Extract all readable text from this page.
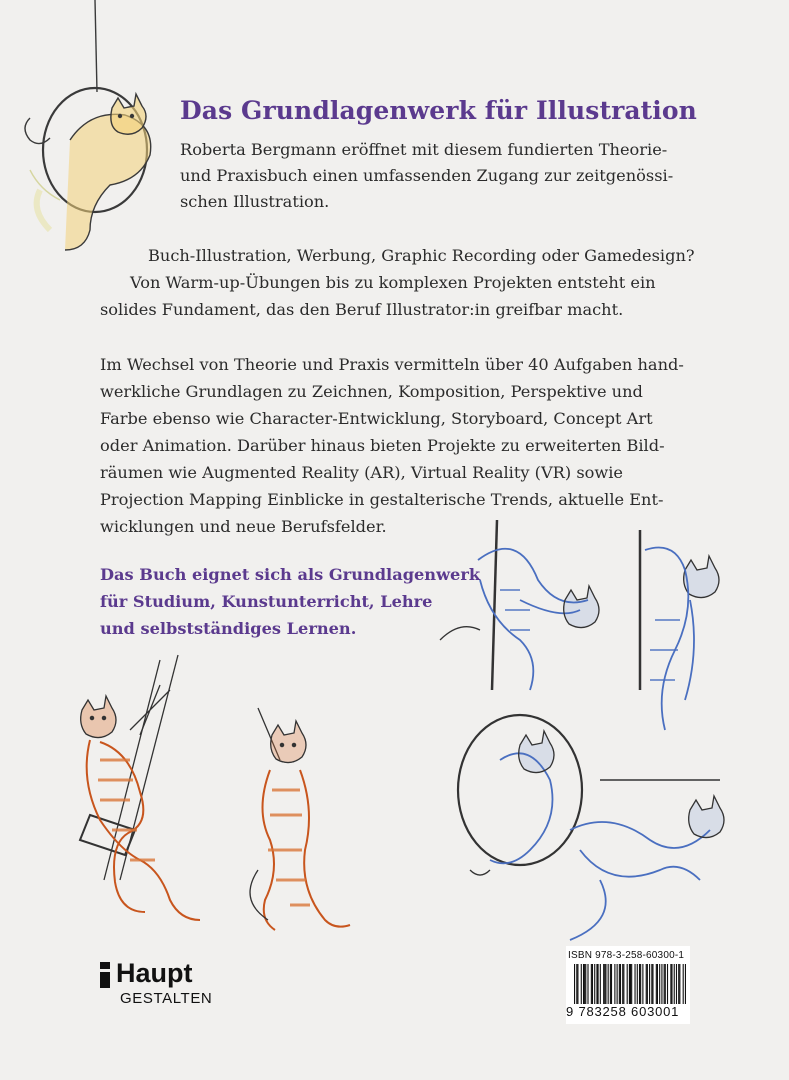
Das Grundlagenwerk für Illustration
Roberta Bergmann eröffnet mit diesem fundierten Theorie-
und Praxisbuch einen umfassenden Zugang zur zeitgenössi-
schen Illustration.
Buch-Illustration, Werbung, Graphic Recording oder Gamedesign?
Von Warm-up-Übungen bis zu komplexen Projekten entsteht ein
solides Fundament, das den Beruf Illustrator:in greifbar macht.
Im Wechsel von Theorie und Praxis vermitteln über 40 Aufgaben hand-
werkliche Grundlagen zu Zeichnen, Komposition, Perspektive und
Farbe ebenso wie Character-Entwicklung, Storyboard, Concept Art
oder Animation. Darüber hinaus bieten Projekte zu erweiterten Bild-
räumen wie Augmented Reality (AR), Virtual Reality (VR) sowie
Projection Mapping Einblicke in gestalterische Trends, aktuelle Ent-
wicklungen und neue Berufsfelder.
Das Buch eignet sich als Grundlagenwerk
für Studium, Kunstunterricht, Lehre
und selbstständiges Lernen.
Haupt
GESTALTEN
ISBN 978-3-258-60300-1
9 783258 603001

__________________________________________________

→ INSTRUCTIONS FOR THE TASK
Each record must be quoted in full and exactly. Do not include the pictures.

→ SOLVED PROBLEM
Extract all readable text from this page.
Das Grundlagenwerk für Illustration
Roberta Bergmann eröffnet mit diesem fundierten Theorie-
und Praxisbuch einen umfassenden Zugang zur zeitgenössi-
schen Illustration.
Buch-Illustration, Werbung, Graphic Recording oder Gamedesign?
Von Warm-up-Übungen bis zu komplexen Projekten entsteht ein
solides Fundament, das den Beruf Illustrator:in greifbar macht.
Im Wechsel von Theorie und Praxis vermitteln über 40 Aufgaben hand-
werkliche Grundlagen zu Zeichnen, Komposition, Perspektive und
Farbe ebenso wie Character-Entwicklung, Storyboard, Concept Art
oder Animation. Darüber hinaus bieten Projekte zu erweiterten Bild-
räumen wie Augmented Reality (AR), Virtual Reality (VR) sowie
Projection Mapping Einblicke in gestalterische Trends, aktuelle Ent-
wicklungen und neue Berufsfelder.
Das Buch eignet sich als Grundlagenwerk
für Studium, Kunstunterricht, Lehre
und selbstständiges Lernen.
Haupt
GESTALTEN
ISBN 978-3-258-60300-1
9 783258 603001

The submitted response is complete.